>> begin

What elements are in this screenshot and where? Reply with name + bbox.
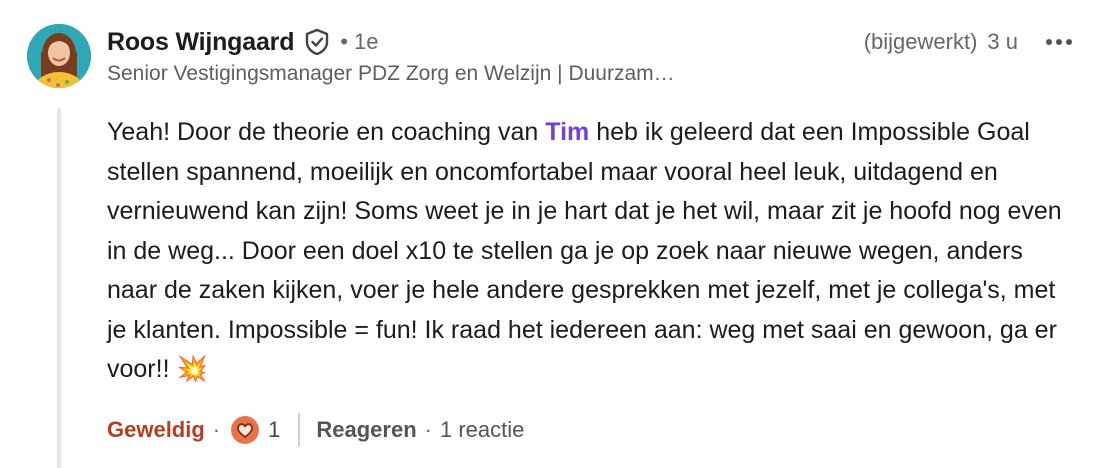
separator-dot: · (424, 417, 432, 442)
reaction-count[interactable]: 1 (268, 417, 280, 443)
avatar-image (27, 24, 91, 88)
comment-actions: Geweldig · 1 Reageren · 1 reactie (107, 412, 524, 448)
action-divider (298, 413, 301, 447)
heart-reaction-icon[interactable] (230, 415, 260, 445)
author-headline: Senior Vestigingsmanager PDZ Zorg en Wel… (107, 62, 675, 85)
edited-label: (bijgewerkt) (863, 29, 978, 54)
comment-body: Yeah! Door de theorie en coaching van Ti… (107, 113, 1067, 390)
more-horizontal-icon[interactable] (1044, 27, 1074, 57)
comment-meta: (bijgewerkt) 3 u (864, 24, 1074, 60)
body-text-end: heb ik geleerd dat een Impossible Goal s… (107, 118, 1062, 383)
connection-dot: • (340, 29, 348, 54)
avatar[interactable] (27, 24, 91, 88)
verified-shield-icon (304, 28, 330, 56)
reply-count-link[interactable]: 1 reactie (440, 417, 524, 443)
mention-link[interactable]: Tim (545, 118, 589, 146)
reaction-button[interactable]: Geweldig (107, 417, 205, 443)
reply-button[interactable]: Reageren (316, 417, 416, 443)
separator-dot: · (212, 417, 221, 442)
connection-degree: 1e (353, 29, 379, 54)
author-name[interactable]: Roos Wijngaard (107, 28, 294, 57)
body-text-start: Yeah! Door de theorie en coaching van (107, 118, 546, 146)
comment-card: Roos Wijngaard • 1e (bijgewerkt) 3 u Sen… (0, 0, 1094, 468)
thread-line (57, 108, 61, 468)
timestamp: 3 u (987, 29, 1018, 54)
comment-header: Roos Wijngaard • 1e (bijgewerkt) 3 u Sen… (107, 24, 1074, 86)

>> end

Description of the task:
Could you write out the listing above again with every "separator-dot" swapped for "middle-dot", keeping everything else the same and leaving out the picture?

Result for this task:
What elements are in this screenshot and where? Reply with name + bbox.
middle-dot: · (424, 417, 432, 442)
reaction-count[interactable]: 1 (268, 417, 280, 443)
avatar-image (27, 24, 91, 88)
comment-actions: Geweldig · 1 Reageren · 1 reactie (107, 412, 524, 448)
action-divider (298, 413, 301, 447)
heart-reaction-icon[interactable] (230, 415, 260, 445)
author-headline: Senior Vestigingsmanager PDZ Zorg en Wel… (107, 62, 675, 85)
edited-label: (bijgewerkt) (863, 29, 978, 54)
comment-body: Yeah! Door de theorie en coaching van Ti… (107, 113, 1067, 390)
more-horizontal-icon[interactable] (1044, 27, 1074, 57)
comment-meta: (bijgewerkt) 3 u (864, 24, 1074, 60)
body-text-end: heb ik geleerd dat een Impossible Goal s… (107, 118, 1062, 383)
connection-dot: • (340, 29, 348, 54)
avatar[interactable] (27, 24, 91, 88)
verified-shield-icon (304, 28, 330, 56)
reply-count-link[interactable]: 1 reactie (440, 417, 524, 443)
mention-link[interactable]: Tim (545, 118, 589, 146)
reaction-button[interactable]: Geweldig (107, 417, 205, 443)
reply-button[interactable]: Reageren (316, 417, 416, 443)
middle-dot: · (212, 417, 221, 442)
connection-degree: 1e (353, 29, 379, 54)
author-name[interactable]: Roos Wijngaard (107, 28, 294, 57)
body-text-start: Yeah! Door de theorie en coaching van (107, 118, 546, 146)
comment-card: Roos Wijngaard • 1e (bijgewerkt) 3 u Sen… (0, 0, 1094, 468)
thread-line (57, 108, 61, 468)
timestamp: 3 u (987, 29, 1018, 54)
comment-header: Roos Wijngaard • 1e (bijgewerkt) 3 u Sen… (107, 24, 1074, 86)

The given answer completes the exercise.